Records for processing>
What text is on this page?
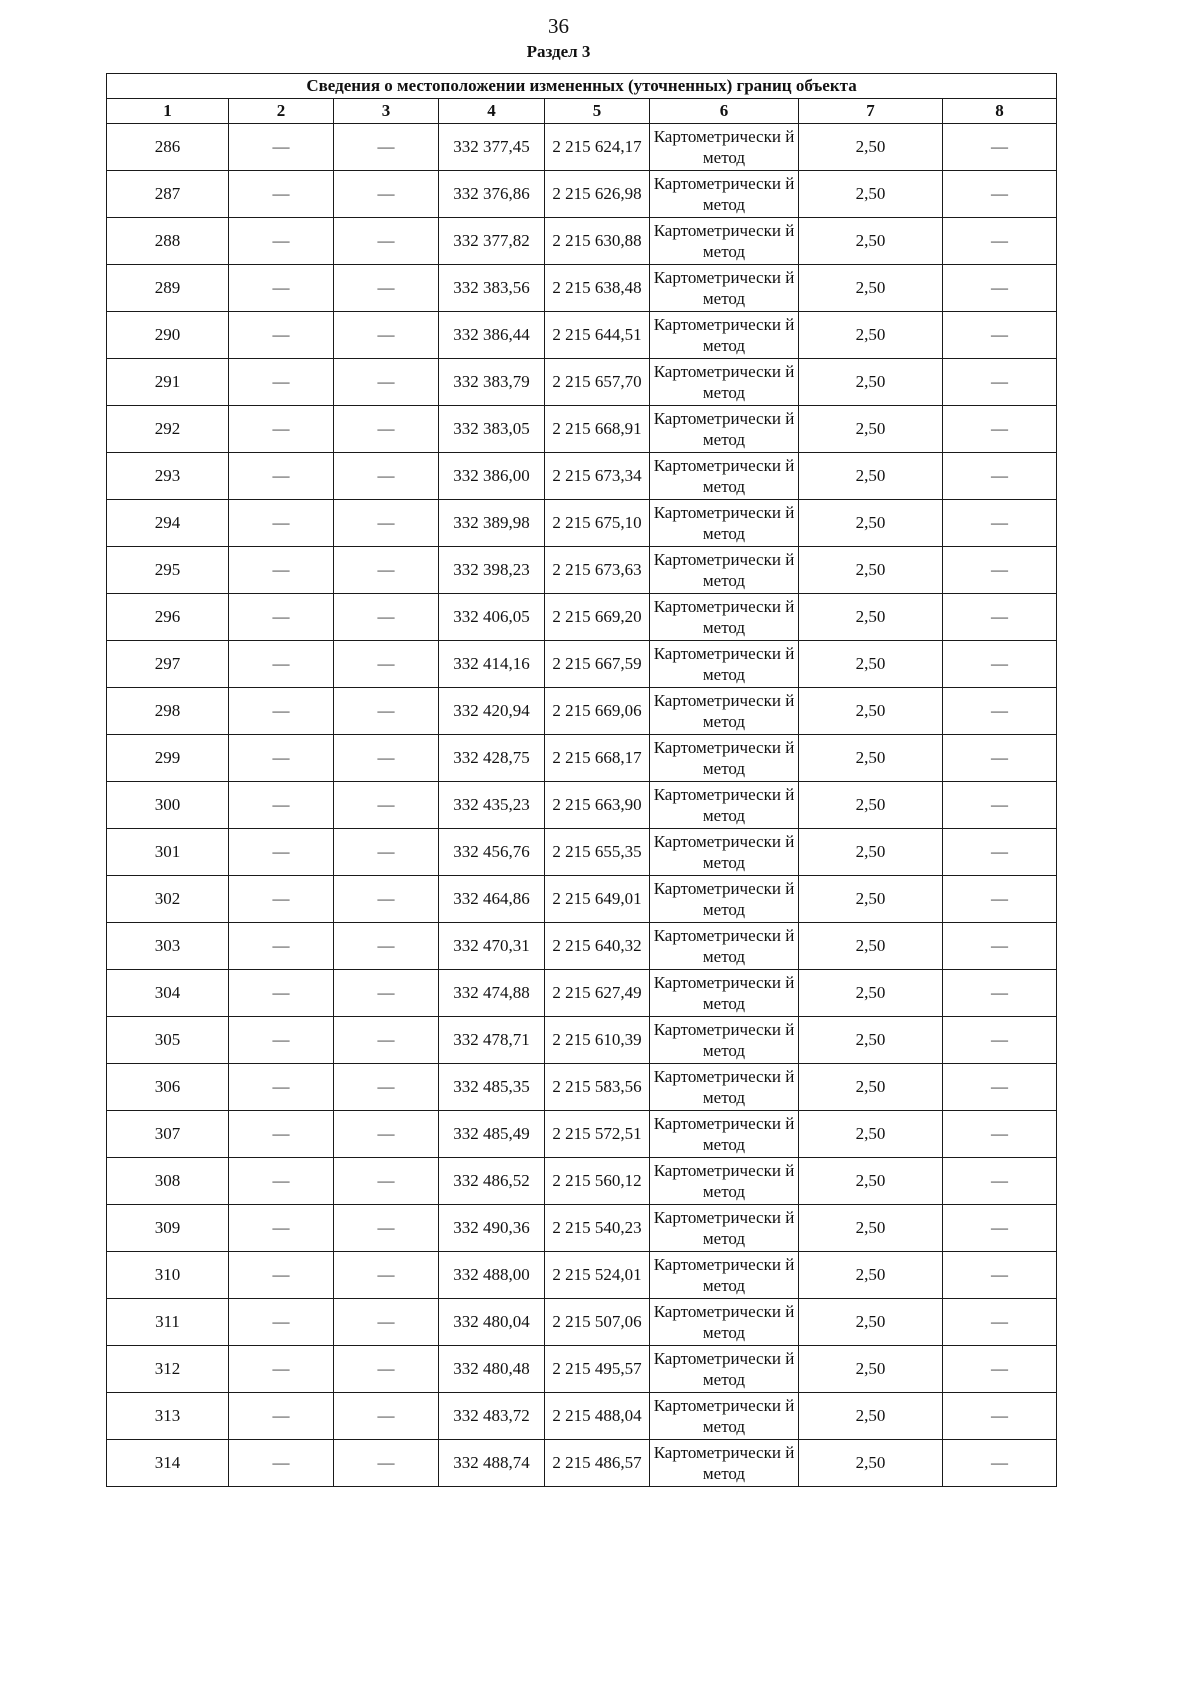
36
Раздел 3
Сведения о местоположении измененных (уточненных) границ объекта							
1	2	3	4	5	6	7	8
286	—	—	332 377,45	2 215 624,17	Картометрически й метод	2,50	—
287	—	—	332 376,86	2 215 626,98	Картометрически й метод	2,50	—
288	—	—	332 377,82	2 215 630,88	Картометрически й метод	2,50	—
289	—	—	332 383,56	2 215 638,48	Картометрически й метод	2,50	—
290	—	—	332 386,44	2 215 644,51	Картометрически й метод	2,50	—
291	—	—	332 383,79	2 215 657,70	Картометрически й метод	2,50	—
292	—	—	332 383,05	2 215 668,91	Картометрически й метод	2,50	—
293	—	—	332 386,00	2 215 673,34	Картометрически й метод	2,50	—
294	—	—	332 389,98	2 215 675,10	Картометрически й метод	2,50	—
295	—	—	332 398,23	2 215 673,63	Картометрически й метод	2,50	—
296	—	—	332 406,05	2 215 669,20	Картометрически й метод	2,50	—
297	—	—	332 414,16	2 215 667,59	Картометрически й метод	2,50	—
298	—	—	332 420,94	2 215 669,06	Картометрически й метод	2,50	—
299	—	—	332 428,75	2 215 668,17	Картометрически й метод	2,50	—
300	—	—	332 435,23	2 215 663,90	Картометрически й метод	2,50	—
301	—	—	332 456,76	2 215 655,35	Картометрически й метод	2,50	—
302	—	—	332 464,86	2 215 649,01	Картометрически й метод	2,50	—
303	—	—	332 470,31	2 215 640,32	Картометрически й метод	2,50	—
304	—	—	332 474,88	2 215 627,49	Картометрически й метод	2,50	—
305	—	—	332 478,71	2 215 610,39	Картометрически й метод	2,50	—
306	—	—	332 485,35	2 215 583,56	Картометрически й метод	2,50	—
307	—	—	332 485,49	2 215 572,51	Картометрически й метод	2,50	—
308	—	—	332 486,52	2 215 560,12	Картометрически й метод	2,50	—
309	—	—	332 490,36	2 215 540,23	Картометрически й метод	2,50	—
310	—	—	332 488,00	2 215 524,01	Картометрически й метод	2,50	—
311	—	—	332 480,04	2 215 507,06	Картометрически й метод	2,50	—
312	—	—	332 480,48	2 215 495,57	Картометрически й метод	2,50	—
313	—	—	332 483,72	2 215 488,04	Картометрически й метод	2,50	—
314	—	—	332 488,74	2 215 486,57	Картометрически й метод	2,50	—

--

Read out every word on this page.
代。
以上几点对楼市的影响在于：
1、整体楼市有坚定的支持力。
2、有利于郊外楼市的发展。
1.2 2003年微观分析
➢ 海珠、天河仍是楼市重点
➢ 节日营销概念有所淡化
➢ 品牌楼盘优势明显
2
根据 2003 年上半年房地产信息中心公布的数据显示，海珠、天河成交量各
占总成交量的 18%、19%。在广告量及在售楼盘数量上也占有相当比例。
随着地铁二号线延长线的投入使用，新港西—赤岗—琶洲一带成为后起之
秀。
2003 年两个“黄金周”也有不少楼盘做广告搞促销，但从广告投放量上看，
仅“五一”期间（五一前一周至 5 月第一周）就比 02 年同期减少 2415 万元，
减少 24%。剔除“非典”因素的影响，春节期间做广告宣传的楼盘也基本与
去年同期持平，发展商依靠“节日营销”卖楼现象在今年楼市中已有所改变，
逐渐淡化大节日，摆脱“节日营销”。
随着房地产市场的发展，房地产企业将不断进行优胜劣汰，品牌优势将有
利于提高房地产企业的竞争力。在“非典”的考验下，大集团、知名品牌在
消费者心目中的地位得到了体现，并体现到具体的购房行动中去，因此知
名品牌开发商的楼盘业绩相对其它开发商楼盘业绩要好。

Task to carry out> Count how many lines of the material hold the string "this". Give the number and nothing more.

Exercise output> 2